Find how many lines in the material hold the word "Hidas", then state that number and nothing more.

-- begin Exercise input --

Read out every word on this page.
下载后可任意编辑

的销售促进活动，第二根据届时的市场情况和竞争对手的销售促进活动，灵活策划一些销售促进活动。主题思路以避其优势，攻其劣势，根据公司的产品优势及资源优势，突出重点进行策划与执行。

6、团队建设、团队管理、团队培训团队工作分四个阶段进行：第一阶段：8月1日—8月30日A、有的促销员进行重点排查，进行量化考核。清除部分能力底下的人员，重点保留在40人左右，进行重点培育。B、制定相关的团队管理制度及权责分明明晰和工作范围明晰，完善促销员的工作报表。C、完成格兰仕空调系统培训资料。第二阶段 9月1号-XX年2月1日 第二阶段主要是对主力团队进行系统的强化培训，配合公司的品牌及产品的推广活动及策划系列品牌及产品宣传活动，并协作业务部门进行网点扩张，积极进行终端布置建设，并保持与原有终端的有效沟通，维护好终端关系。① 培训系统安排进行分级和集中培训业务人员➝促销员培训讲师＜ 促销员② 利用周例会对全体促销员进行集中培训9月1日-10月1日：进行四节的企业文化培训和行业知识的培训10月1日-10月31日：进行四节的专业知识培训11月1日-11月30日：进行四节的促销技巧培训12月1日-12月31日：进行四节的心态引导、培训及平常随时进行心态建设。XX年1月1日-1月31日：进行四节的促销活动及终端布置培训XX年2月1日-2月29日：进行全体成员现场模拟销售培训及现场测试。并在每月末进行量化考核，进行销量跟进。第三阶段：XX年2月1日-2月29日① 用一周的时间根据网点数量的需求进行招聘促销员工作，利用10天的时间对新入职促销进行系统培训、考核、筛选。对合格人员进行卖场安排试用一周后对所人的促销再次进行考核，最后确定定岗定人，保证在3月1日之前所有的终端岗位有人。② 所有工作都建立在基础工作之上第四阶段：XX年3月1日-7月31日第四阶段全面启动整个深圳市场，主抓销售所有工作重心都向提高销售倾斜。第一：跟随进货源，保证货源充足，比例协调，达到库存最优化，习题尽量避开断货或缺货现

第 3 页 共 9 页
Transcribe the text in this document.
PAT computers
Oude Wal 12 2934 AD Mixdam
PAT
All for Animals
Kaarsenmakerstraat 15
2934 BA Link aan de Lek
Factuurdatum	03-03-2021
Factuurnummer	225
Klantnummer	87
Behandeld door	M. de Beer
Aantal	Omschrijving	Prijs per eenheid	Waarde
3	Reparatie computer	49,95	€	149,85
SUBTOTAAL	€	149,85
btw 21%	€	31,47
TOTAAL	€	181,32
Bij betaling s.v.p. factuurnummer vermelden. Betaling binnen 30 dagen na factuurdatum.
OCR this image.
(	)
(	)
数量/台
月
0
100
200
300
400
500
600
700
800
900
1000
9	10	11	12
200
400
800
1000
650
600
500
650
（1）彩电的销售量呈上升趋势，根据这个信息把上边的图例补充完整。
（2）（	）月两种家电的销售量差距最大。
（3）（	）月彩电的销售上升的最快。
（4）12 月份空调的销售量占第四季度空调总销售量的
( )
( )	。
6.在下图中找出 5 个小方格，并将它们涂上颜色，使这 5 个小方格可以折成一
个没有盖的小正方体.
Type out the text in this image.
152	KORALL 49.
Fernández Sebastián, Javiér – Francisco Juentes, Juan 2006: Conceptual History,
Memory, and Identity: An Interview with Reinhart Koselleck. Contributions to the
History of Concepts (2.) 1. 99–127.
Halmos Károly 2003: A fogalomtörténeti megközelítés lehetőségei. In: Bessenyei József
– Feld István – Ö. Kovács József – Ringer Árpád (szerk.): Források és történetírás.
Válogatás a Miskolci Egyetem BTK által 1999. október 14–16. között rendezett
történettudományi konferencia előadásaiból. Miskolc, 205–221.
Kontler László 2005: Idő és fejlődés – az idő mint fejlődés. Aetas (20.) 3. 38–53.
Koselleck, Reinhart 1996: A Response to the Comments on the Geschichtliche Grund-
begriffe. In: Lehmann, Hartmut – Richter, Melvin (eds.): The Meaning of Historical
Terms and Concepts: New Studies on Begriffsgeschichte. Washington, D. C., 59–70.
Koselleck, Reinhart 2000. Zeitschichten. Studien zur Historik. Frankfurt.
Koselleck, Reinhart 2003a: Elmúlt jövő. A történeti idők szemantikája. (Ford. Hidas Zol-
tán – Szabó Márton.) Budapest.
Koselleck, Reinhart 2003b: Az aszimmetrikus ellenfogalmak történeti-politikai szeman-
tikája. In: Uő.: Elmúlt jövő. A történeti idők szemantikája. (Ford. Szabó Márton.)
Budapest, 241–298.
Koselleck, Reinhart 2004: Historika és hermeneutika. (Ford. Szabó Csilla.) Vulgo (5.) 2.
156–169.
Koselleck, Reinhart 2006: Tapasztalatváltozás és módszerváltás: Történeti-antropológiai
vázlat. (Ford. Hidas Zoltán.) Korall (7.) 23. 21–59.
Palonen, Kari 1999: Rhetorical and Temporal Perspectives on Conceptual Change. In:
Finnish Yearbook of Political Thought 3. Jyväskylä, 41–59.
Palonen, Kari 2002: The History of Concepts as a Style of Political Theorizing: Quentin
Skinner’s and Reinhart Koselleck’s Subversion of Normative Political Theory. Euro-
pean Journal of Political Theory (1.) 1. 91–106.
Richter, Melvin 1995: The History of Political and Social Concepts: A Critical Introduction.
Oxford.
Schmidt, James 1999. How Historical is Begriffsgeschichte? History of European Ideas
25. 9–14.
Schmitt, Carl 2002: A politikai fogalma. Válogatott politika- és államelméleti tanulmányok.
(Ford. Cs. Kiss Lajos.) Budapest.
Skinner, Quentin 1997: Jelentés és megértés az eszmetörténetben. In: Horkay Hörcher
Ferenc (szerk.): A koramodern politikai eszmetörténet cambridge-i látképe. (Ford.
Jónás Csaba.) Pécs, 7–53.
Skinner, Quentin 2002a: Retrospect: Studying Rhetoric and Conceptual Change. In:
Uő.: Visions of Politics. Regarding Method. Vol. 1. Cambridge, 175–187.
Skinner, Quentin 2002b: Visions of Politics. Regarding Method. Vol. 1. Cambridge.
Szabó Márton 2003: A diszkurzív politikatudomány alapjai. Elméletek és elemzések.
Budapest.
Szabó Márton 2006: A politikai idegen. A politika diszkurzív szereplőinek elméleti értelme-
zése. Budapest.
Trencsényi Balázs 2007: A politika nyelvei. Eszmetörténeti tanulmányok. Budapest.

-- end Exercise input --

[Result for this exercise] 2